**Task requirements:** Take each line containing "объектов" and report it exactly as written.

Start of Records shown

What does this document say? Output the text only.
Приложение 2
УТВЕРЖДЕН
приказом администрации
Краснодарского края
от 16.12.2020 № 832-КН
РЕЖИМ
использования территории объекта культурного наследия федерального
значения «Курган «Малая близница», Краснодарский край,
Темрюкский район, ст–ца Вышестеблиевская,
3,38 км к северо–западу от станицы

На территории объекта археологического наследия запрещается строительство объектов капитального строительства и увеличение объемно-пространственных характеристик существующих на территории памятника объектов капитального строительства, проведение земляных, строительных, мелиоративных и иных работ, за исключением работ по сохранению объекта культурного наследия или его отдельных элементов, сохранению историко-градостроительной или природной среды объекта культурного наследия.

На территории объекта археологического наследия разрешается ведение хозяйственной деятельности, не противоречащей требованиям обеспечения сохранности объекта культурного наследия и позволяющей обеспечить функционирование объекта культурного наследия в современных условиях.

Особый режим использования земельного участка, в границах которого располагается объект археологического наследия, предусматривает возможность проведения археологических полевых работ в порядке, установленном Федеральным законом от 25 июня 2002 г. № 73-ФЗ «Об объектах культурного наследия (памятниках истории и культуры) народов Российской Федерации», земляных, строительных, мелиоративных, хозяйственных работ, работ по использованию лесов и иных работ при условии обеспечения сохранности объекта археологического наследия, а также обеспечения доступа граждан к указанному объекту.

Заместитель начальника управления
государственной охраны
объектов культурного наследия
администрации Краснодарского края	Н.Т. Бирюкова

End of Records shown
Start of Records shown

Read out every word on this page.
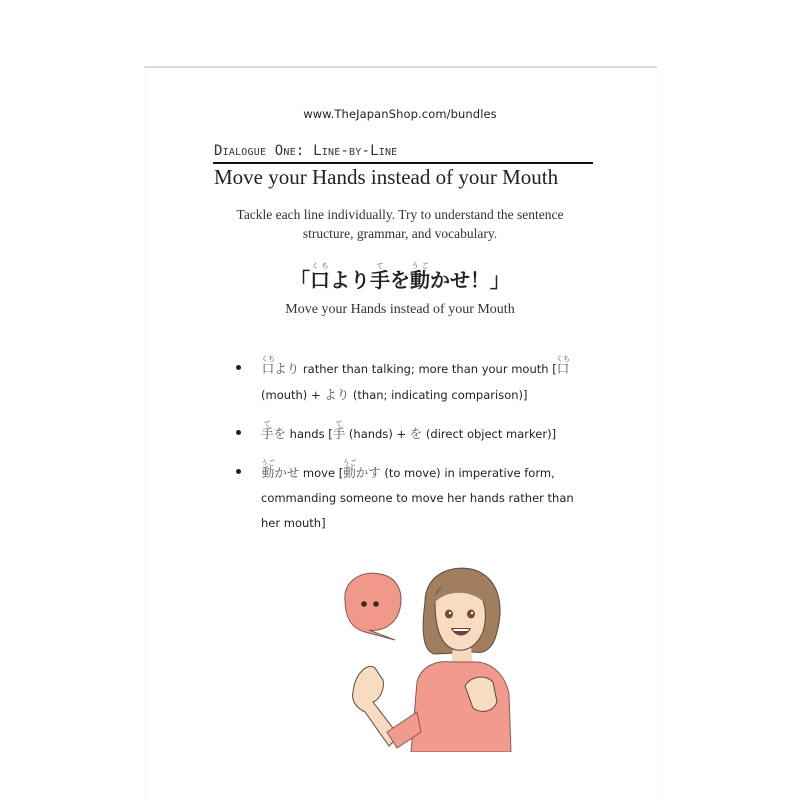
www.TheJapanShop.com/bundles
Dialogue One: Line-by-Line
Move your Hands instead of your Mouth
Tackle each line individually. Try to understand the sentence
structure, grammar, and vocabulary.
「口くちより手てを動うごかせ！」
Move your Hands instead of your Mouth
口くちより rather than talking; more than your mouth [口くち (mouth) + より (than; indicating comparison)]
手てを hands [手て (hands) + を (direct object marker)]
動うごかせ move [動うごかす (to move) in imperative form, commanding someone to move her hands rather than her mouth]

End of Records shown

**The output:**
На территории объекта археологического наследия запрещается строительство объектов капитального строительства и увеличение объемно-пространственных характеристик существующих на территории памятника объектов капитального строительства, проведение земляных, строительных, мелиоративных и иных работ, за исключением работ по сохранению объекта культурного наследия или его отдельных элементов, сохранению историко-градостроительной или природной среды объекта культурного наследия.
объектов культурного наследия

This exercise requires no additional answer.